Kutipan Dokumen -
§ §

Oleh: Prof (HCUA) Dr. Mia Amiati, S.H., M.H., CMA., CSSL.
Setiap tanggal 1 Mei di Indonesia bukan hanya sekadar tanggal merah di kalender.
Ia adalah pengingat tentang janji-janji keadilan dan tantangan-tantangan yang masih membayangi dunia kerja nasional.
Setiap Hari Buruh Nasional, para pekerja di Indonesia kembali menyuarakan aspirasi mereka.
Di balik orasi dan spanduk, terdapat pertanyaan mendalam: apakah sistem hukum yang berlaku sudah cukup adil dan responsif terhadap kebutuhan pekerja?
Sebagai negara yang menjunjung tinggi Pancasila dan konstitusi, Indonesia memiliki mandat moral dan hukum untuk memastikan kehidupan yang layak bagi para pekerja.
Namun, kenyataan di lapangan menunjukkan bahwa kesenjangan masih lebar.
Jejak Sejarah dan Tantangan Baru
Sejarah perburuhan di Indonesia sarat dengan perjuangan panjang demi hak-hak dasar: upah yang adil, jam kerja manusiawi, dan lingkungan kerja yang aman.
Perjuangan ini telah membuahkan sejumlah regulasi penting.
Namun, hukum bukanlah entitas yang statis.
Era digital telah membawa transformasi besar dalam dunia kerja – mulai dari ekonomi berbasis platform hingga sistem kerja fleksibel (gig economy) yang menantang definisi klasik ketenagakerjaan.
Dengan munculnya model kerja baru, para ahli hukum menekankan pentingnya pembaruan regulasi agar pekerja tetap terlindungi, termasuk hak atas jaminan sosial, status kerja yang jelas, dan penyelesaian sengketa yang adil.
Kesenjangan dan Ketidakmerataan
Isu kesenjangan upah antar wilayah dan sektor masih menjadi sorotan utama.
Pekerja dengan kualifikasi dan beban kerja serupa bisa mendapatkan kompensasi yang sangat berbeda.
Di samping itu, praktik kerja kontrak jangka panjang tanpa kejelasan status, jam kerja yang melebihi batas, serta minimnya pengawasan keselamatan kerja, menandakan perlunya penegakan hukum yang lebih tegas.

§ §

Entri dataset tata letak:
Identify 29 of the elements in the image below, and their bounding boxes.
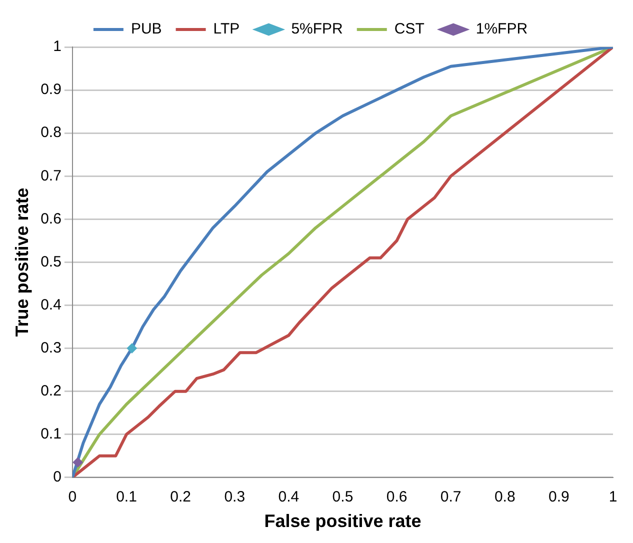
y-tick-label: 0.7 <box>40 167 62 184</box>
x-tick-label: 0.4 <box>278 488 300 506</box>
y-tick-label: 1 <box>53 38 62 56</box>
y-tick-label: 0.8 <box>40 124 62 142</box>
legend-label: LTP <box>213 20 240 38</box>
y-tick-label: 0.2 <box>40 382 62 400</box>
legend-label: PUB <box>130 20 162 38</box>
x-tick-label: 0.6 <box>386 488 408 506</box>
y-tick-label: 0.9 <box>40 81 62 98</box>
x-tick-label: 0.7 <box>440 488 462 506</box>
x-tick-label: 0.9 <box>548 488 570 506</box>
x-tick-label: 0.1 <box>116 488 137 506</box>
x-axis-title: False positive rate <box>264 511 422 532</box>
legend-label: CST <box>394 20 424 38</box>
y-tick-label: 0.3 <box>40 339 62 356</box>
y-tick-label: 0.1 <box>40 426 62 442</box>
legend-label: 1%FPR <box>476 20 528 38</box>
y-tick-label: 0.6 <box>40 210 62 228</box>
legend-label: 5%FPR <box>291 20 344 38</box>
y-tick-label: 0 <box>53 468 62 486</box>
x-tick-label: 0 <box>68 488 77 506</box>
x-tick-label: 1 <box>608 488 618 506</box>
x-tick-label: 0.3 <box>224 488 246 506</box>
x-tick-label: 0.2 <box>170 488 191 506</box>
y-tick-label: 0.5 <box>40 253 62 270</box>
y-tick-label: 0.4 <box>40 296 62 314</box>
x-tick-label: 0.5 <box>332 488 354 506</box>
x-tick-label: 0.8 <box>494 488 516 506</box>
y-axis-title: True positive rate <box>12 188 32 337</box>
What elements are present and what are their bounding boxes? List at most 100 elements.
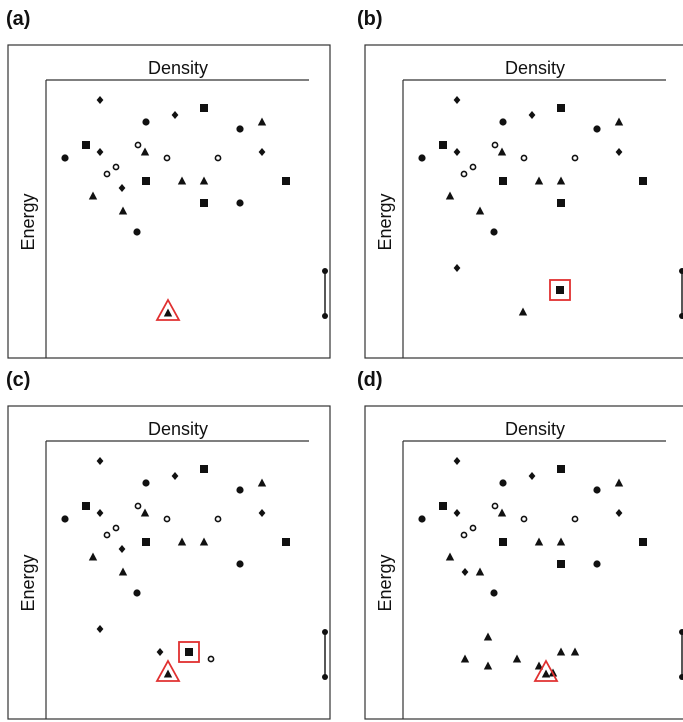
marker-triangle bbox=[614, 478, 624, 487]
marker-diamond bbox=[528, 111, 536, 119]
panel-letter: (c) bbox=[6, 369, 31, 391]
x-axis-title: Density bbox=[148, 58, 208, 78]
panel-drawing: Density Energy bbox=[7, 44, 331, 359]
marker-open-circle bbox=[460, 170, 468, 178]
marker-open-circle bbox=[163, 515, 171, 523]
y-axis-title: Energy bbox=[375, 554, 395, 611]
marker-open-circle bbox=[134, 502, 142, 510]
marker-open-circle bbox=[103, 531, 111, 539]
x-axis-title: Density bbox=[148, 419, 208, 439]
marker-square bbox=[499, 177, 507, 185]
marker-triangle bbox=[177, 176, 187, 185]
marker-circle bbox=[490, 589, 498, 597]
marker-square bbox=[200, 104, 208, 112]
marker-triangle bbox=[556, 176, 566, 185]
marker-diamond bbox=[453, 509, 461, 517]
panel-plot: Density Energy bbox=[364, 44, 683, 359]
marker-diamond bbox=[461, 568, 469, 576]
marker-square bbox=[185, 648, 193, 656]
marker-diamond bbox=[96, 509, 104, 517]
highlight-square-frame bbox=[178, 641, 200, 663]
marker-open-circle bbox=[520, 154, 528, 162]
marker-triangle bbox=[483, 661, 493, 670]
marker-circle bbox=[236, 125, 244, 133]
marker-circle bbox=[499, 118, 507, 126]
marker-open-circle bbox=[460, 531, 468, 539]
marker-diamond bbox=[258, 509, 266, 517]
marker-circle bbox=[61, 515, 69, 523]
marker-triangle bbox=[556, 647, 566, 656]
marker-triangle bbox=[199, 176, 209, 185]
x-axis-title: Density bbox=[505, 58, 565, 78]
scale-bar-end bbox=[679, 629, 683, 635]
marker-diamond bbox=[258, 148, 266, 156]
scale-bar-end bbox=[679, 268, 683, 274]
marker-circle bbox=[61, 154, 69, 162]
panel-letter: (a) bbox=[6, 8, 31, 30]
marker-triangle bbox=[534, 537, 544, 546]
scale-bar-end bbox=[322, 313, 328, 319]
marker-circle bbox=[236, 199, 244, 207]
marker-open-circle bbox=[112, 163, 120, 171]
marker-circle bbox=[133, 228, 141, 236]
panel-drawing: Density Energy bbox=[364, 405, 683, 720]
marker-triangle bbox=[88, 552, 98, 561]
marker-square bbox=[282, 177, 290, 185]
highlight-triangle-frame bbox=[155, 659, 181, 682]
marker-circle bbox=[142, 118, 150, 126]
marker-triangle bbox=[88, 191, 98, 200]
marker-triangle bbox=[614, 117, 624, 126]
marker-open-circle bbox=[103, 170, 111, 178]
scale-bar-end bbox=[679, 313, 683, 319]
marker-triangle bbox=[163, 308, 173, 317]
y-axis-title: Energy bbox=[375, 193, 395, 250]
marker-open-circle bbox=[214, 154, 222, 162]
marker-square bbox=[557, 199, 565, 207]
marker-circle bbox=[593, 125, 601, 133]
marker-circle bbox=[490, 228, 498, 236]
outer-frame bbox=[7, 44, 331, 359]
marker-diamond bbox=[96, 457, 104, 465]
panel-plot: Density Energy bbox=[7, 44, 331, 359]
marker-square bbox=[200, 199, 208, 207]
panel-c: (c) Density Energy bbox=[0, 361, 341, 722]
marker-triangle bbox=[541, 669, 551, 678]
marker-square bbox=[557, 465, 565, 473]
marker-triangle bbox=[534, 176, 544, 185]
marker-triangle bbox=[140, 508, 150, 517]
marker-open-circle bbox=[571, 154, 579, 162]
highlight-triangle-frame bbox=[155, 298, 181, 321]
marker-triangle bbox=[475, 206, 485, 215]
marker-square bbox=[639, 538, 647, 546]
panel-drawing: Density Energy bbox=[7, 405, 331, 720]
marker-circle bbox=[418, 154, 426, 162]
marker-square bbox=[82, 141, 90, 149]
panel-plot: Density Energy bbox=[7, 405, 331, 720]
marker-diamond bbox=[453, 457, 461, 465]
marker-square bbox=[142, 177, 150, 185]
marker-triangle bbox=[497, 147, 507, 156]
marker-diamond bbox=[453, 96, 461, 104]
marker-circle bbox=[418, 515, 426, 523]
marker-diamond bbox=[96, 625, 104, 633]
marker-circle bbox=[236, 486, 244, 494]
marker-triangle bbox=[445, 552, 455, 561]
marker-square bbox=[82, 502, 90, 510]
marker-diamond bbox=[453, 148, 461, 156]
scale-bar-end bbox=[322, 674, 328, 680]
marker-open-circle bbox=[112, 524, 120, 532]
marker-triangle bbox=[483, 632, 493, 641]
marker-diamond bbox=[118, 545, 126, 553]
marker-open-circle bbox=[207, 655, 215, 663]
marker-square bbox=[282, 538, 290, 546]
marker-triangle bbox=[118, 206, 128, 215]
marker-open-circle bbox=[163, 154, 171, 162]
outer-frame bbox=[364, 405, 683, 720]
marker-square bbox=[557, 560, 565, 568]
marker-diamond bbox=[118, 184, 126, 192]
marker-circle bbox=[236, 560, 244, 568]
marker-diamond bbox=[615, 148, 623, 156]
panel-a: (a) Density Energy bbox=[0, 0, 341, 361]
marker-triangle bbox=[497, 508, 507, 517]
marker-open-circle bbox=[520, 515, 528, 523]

§ §

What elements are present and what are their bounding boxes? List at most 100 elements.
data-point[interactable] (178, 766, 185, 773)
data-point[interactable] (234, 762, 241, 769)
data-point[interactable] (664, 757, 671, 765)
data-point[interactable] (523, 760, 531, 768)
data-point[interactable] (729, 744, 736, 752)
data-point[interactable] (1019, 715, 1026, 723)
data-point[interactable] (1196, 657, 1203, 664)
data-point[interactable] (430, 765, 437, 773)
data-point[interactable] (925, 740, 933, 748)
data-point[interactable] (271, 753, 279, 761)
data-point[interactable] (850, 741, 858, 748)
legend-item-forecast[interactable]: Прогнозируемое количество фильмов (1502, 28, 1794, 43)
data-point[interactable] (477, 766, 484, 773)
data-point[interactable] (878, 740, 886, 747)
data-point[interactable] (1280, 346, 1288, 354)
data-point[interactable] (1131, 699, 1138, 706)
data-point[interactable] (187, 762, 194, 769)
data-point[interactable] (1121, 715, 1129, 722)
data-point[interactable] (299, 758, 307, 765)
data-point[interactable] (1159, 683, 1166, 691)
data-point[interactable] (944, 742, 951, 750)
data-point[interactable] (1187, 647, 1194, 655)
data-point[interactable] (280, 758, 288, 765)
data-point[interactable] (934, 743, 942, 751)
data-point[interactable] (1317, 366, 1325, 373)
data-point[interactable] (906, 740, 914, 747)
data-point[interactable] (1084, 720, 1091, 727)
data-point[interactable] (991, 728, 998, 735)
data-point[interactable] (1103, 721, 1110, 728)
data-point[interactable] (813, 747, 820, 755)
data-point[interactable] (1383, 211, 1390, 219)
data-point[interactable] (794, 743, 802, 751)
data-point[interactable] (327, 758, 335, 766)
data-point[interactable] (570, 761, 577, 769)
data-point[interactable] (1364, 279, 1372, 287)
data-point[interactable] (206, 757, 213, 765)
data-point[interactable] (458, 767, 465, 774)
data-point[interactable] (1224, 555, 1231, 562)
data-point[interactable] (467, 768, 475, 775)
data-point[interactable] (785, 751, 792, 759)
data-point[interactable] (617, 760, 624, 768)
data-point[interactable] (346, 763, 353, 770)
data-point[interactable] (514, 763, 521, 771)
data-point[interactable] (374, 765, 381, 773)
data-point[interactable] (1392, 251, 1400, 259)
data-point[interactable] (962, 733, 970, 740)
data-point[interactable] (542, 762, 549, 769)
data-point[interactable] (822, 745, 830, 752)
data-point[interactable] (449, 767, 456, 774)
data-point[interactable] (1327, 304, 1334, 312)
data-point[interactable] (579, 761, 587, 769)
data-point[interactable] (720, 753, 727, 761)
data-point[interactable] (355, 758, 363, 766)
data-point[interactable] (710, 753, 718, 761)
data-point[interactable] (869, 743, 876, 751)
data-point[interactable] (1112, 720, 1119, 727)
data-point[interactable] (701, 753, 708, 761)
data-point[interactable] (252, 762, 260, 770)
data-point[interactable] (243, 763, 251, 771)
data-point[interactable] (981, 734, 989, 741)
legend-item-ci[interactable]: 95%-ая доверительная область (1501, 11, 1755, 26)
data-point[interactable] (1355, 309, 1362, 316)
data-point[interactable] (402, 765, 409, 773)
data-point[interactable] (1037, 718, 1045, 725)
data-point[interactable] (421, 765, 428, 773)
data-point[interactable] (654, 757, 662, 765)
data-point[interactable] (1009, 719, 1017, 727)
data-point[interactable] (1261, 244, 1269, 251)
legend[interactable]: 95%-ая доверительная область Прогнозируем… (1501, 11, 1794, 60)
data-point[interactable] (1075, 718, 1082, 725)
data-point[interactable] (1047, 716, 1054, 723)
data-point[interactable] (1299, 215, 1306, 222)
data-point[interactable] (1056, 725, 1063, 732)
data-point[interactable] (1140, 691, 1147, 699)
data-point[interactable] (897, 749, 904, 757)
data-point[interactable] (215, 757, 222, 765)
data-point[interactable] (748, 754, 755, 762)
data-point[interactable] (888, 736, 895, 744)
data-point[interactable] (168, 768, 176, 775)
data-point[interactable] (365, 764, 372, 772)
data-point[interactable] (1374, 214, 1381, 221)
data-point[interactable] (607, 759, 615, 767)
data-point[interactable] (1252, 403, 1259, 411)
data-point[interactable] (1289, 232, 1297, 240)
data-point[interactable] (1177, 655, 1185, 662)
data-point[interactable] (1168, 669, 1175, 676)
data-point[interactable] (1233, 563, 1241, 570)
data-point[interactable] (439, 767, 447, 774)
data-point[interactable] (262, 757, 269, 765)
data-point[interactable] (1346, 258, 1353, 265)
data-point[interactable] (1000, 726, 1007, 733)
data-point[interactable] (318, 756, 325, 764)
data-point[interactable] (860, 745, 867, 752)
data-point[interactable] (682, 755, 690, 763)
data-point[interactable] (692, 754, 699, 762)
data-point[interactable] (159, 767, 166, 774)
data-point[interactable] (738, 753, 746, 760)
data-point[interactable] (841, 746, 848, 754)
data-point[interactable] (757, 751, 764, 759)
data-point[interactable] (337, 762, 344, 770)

§ §

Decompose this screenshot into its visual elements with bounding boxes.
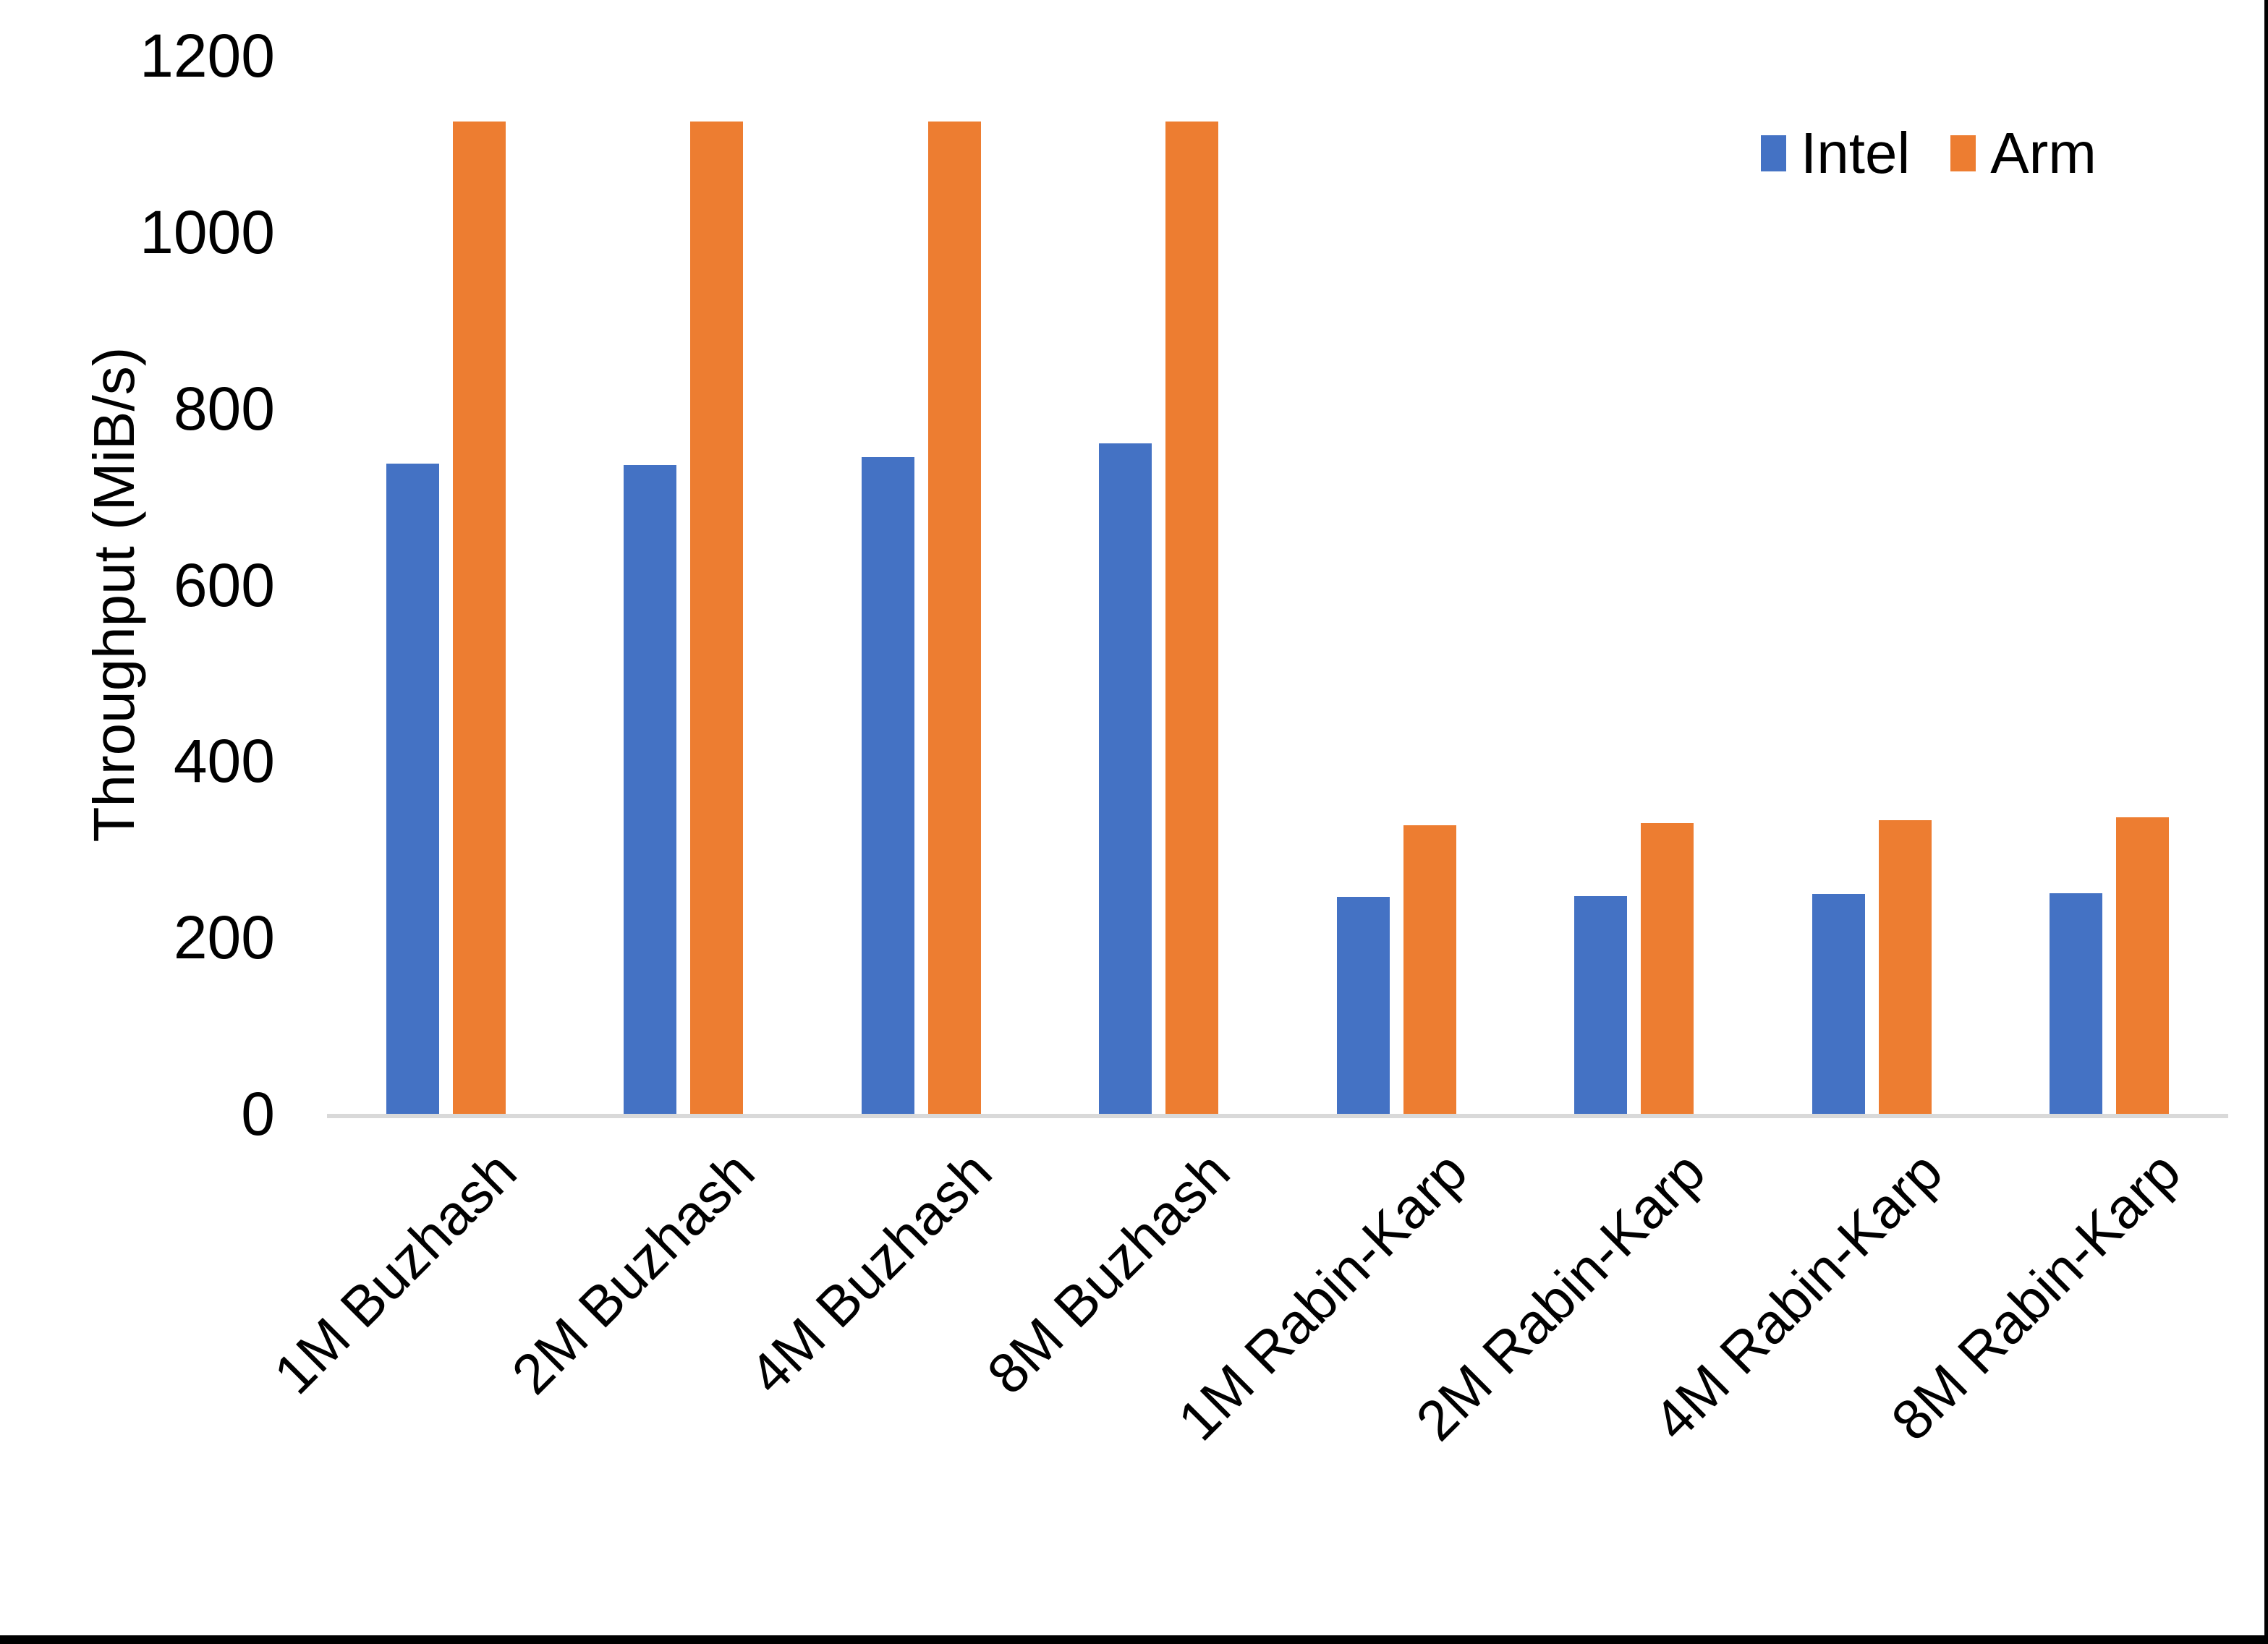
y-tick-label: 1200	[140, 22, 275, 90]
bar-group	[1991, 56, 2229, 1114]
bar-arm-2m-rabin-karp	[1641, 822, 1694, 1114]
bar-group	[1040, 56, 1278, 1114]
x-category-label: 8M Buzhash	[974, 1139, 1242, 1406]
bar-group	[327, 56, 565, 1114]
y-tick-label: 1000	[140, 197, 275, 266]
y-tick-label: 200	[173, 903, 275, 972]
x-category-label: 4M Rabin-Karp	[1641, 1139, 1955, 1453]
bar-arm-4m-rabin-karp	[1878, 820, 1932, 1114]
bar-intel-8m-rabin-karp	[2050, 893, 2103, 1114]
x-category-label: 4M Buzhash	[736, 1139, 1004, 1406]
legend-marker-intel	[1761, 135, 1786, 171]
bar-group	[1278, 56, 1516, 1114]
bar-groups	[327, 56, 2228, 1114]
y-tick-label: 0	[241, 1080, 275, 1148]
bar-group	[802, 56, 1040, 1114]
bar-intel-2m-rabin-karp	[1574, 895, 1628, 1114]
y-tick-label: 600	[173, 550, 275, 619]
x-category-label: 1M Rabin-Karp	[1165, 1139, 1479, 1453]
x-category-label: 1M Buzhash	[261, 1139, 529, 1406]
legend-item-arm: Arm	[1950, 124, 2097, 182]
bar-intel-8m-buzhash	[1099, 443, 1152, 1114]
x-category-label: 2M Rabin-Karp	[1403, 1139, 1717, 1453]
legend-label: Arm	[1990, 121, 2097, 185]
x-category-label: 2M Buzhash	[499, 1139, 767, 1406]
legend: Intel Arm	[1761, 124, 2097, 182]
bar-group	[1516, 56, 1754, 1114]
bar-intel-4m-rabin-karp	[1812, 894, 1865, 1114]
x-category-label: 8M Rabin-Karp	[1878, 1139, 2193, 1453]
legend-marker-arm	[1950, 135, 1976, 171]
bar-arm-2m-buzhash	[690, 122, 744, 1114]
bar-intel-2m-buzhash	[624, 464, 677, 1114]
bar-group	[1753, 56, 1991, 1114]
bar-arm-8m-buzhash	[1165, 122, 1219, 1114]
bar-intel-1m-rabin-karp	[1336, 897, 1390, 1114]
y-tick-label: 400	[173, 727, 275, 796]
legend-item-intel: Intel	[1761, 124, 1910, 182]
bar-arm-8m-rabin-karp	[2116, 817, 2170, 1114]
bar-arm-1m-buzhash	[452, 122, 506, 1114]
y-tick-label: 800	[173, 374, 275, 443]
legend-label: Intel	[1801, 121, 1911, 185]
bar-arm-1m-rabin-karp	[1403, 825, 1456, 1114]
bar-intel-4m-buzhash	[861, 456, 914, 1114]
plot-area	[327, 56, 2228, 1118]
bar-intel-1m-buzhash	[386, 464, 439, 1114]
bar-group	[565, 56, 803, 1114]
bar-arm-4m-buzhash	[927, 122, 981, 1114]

§ §

Tantangan -
(a) Jawab pertanyaan berikut dari teks tentang Hari Buruh:
(i) Tanggal berapa yang disebut bukan hanya sekadar tanggal merah di kalender?
(ii) Apa tiga hak dasar yang diperjuangkan dalam sejarah perburuhan di Indonesia?
(iii) Isu apa yang masih menjadi sorotan utama di bagian "Kesenjangan dan Ketidakmerataan"?
(b) Tentukan apakah setiap pernyataan ini sesuai dengan teks tentang Hari Buruh. Jawab ya atau tidak, lalu kutip kata-kata teks yang menentukan.
(i) Hukum digambarkan sebagai entitas yang statis.
(ii) Pekerja dengan kualifikasi dan beban kerja serupa bisa mendapat kompensasi yang sangat berbeda.
(iii) Kenyataan di lapangan menunjukkan bahwa kesenjangan sudah tertutup.
(c) Salin dengan tepat bagian teks tentang Hari Buruh antara "Setiap tanggal 1" dan "menyuarakan aspirasi mereka.", termasuk kedua ujungnya.
Jawablah hanya berdasarkan teks tentang Hari Buruh.

Jawaban Setiap Tugas -
(a)
(i) Tanggal 1 Mei.
(ii) Upah yang adil, jam kerja manusiawi, dan lingkungan kerja yang aman.
(iii) Isu kesenjangan upah antar wilayah dan sektor.

(b)
(i) Tidak: "Namun, hukum bukanlah entitas yang statis."
(ii) Ya: "Pekerja dengan kualifikasi dan beban kerja serupa bisa mendapatkan kompensasi yang sangat berbeda."
(iii) Tidak: "kenyataan di lapangan menunjukkan bahwa kesenjangan masih lebar."

(c)
Setiap tanggal 1 Mei di Indonesia bukan hanya sekadar tanggal merah di kalender.
Ia adalah pengingat tentang janji-janji keadilan dan tantangan-tantangan yang masih membayangi dunia kerja nasional.
Setiap Hari Buruh Nasional, para pekerja di Indonesia kembali menyuarakan aspirasi mereka.